▶ _Dataset items_
— START —
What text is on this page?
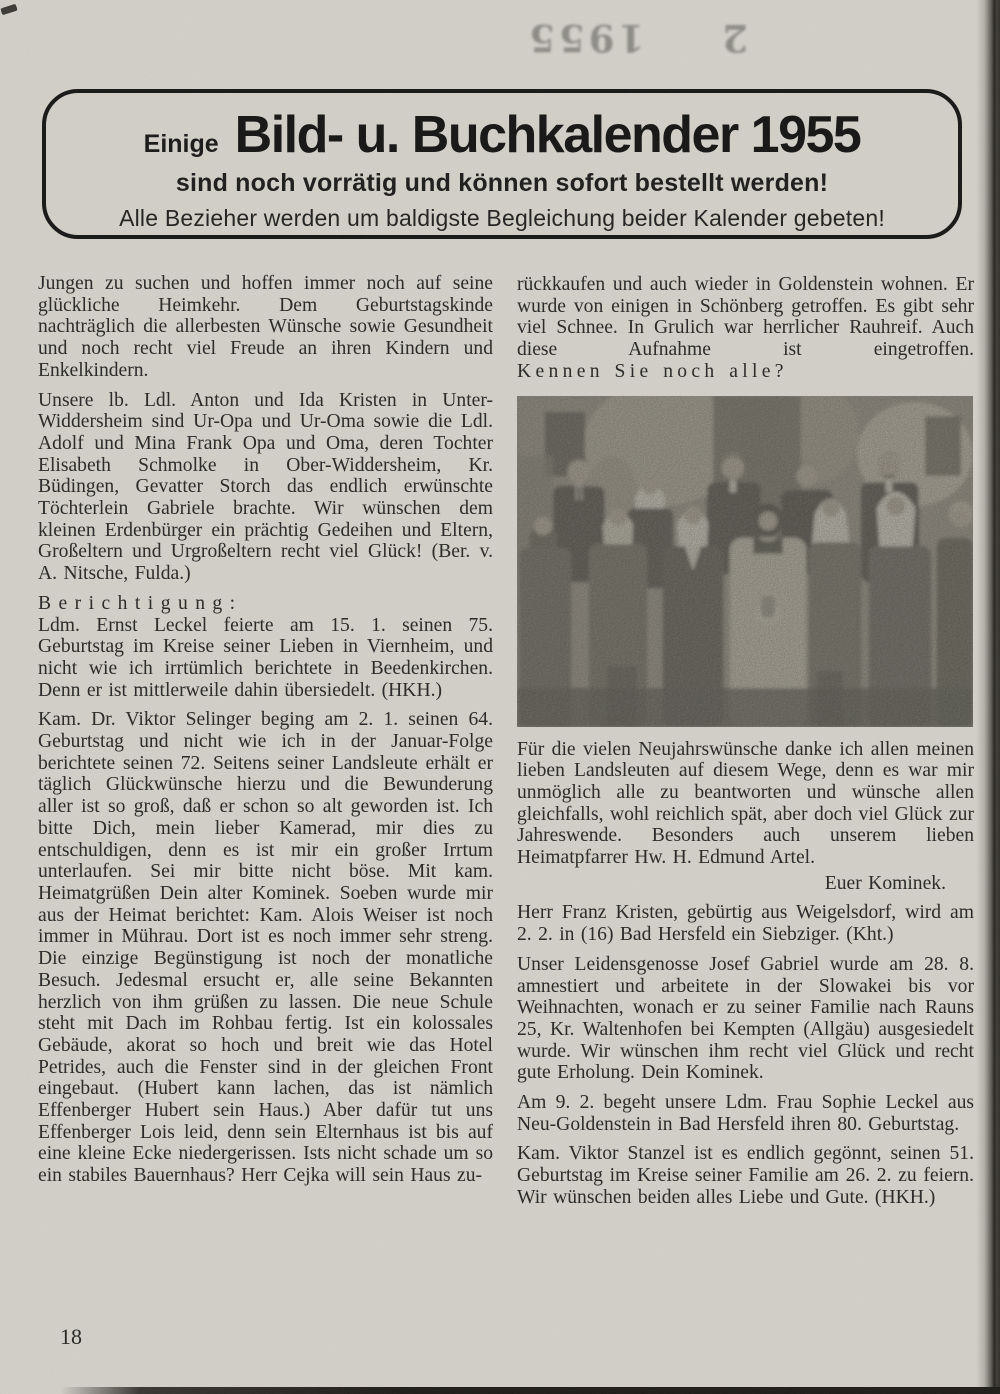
2
1955
Einige Bild- u. Buchkalender 1955
sind noch vorrätig und können sofort bestellt werden!
Alle Bezieher werden um baldigste Begleichung beider Kalender gebeten!

Jungen zu suchen und hoffen immer noch auf seine glückliche Heimkehr. Dem Geburtstagskinde nachträglich die allerbesten Wünsche sowie Gesundheit und noch recht viel Freude an ihren Kindern und Enkelkindern.

Unsere lb. Ldl. Anton und Ida Kristen in Unter-Widdersheim sind Ur-Opa und Ur-Oma sowie die Ldl. Adolf und Mina Frank Opa und Oma, deren Tochter Elisabeth Schmolke in Ober-Widdersheim, Kr. Büdingen, Gevatter Storch das endlich erwünschte Töchterlein Gabriele brachte. Wir wünschen dem kleinen Erdenbürger ein prächtig Gedeihen und Eltern, Großeltern und Urgroßeltern recht viel Glück! (Ber. v. A. Nitsche, Fulda.)

Berichtigung:

Ldm. Ernst Leckel feierte am 15. 1. seinen 75. Geburtstag im Kreise seiner Lieben in Viernheim, und nicht wie ich irrtümlich berichtete in Beedenkirchen. Denn er ist mittlerweile dahin übersiedelt. (HKH.)

Kam. Dr. Viktor Selinger beging am 2. 1. seinen 64. Geburtstag und nicht wie ich in der Januar-Folge berichtete seinen 72. Seitens seiner Landsleute erhält er täglich Glückwünsche hierzu und die Bewunderung aller ist so groß, daß er schon so alt geworden ist. Ich bitte Dich, mein lieber Kamerad, mir dies zu entschuldigen, denn es ist mir ein großer Irrtum unterlaufen. Sei mir bitte nicht böse. Mit kam. Heimatgrüßen Dein alter Kominek. Soeben wurde mir aus der Heimat berichtet: Kam. Alois Weiser ist noch immer in Mührau. Dort ist es noch immer sehr streng. Die einzige Begünstigung ist noch der monatliche Besuch. Jedesmal ersucht er, alle seine Bekannten herzlich von ihm grüßen zu lassen. Die neue Schule steht mit Dach im Rohbau fertig. Ist ein kolossales Gebäude, akorat so hoch und breit wie das Hotel Petrides, auch die Fenster sind in der gleichen Front eingebaut. (Hubert kann lachen, das ist nämlich Effenberger Hubert sein Haus.) Aber dafür tut uns Effenberger Lois leid, denn sein Elternhaus ist bis auf eine kleine Ecke niedergerissen. Ists nicht schade um so ein stabiles Bauernhaus? Herr Cejka will sein Haus zu-

rückkaufen und auch wieder in Goldenstein wohnen. Er wurde von einigen in Schönberg getroffen. Es gibt sehr viel Schnee. In Grulich war herrlicher Rauhreif. Auch diese Aufnahme ist eingetroffen. Kennen Sie noch alle?

Für die vielen Neujahrswünsche danke ich allen meinen lieben Landsleuten auf diesem Wege, denn es war mir unmöglich alle zu beantworten und wünsche allen gleichfalls, wohl reichlich spät, aber doch viel Glück zur Jahreswende. Besonders auch unserem lieben Heimatpfarrer Hw. H. Edmund Artel.

Euer Kominek.

Herr Franz Kristen, gebürtig aus Weigelsdorf, wird am 2. 2. in (16) Bad Hersfeld ein Siebziger. (Kht.)

Unser Leidensgenosse Josef Gabriel wurde am 28. 8. amnestiert und arbeitete in der Slowakei bis vor Weihnachten, wonach er zu seiner Familie nach Rauns 25, Kr. Waltenhofen bei Kempten (Allgäu) ausgesiedelt wurde. Wir wünschen ihm recht viel Glück und recht gute Erholung. Dein Kominek.

Am 9. 2. begeht unsere Ldm. Frau Sophie Leckel aus Neu-Goldenstein in Bad Hersfeld ihren 80. Geburtstag.

Kam. Viktor Stanzel ist es endlich gegönnt, seinen 51. Geburtstag im Kreise seiner Familie am 26. 2. zu feiern. Wir wünschen beiden alles Liebe und Gute. (HKH.)

18
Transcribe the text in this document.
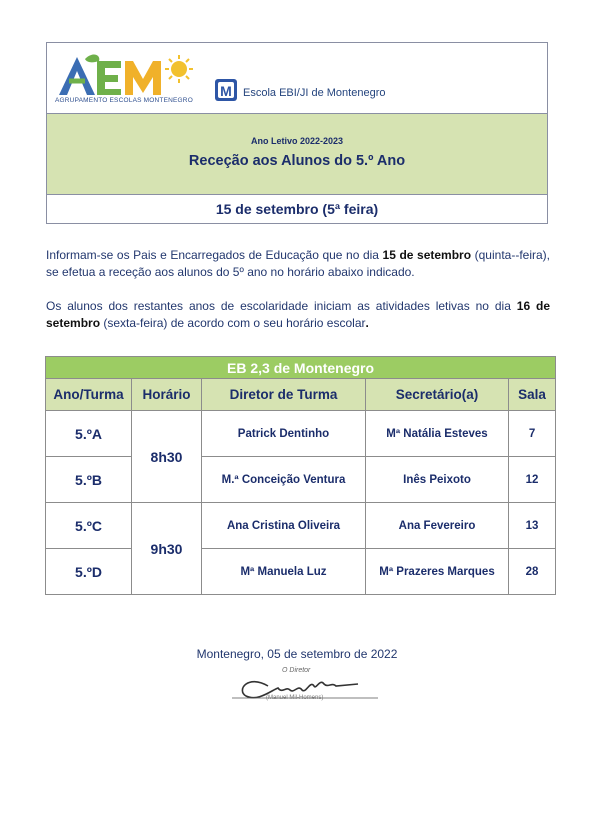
AGRUPAMENTO ESCOLAS MONTENEGRO
M Escola EBI/JI de Montenegro
Ano Letivo 2022-2023
Receção aos Alunos do 5.º Ano
15 de setembro (5ª feira)
Informam-se os Pais e Encarregados de Educação que no dia 15 de setembro (quinta--feira), se efetua a receção aos alunos do 5º ano no horário abaixo indicado.
Os alunos dos restantes anos de escolaridade iniciam as atividades letivas no dia 16 de setembro (sexta-feira) de acordo com o seu horário escolar.
EB 2,3 de Montenegro				
Ano/Turma	Horário	Diretor de Turma	Secretário(a)	Sala
5.ºA	8h30	Patrick Dentinho	Mª Natália Esteves	7
5.ºB		M.ª Conceição Ventura	Inês Peixoto	12
5.ºC	9h30	Ana Cristina Oliveira	Ana Fevereiro	13
5.ºD		Mª Manuela Luz	Mª Prazeres Marques	28
Montenegro, 05 de setembro de 2022
O Diretor
(Manuel Mil-Homens)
— END —
Above are the records. Copy exactly, and only, the lines from the line containing "Transcribe the text in this document." through the last one, omitting any pictures.

Transcribe the text in this document.
AGRUPAMENTO ESCOLAS MONTENEGRO
M Escola EBI/JI de Montenegro
Ano Letivo 2022-2023
Receção aos Alunos do 5.º Ano
15 de setembro (5ª feira)
Informam-se os Pais e Encarregados de Educação que no dia 15 de setembro (quinta--feira), se efetua a receção aos alunos do 5º ano no horário abaixo indicado.
Os alunos dos restantes anos de escolaridade iniciam as atividades letivas no dia 16 de setembro (sexta-feira) de acordo com o seu horário escolar.
EB 2,3 de Montenegro				
Ano/Turma	Horário	Diretor de Turma	Secretário(a)	Sala
5.ºA	8h30	Patrick Dentinho	Mª Natália Esteves	7
5.ºB		M.ª Conceição Ventura	Inês Peixoto	12
5.ºC	9h30	Ana Cristina Oliveira	Ana Fevereiro	13
5.ºD		Mª Manuela Luz	Mª Prazeres Marques	28
Montenegro, 05 de setembro de 2022
O Diretor
(Manuel Mil-Homens)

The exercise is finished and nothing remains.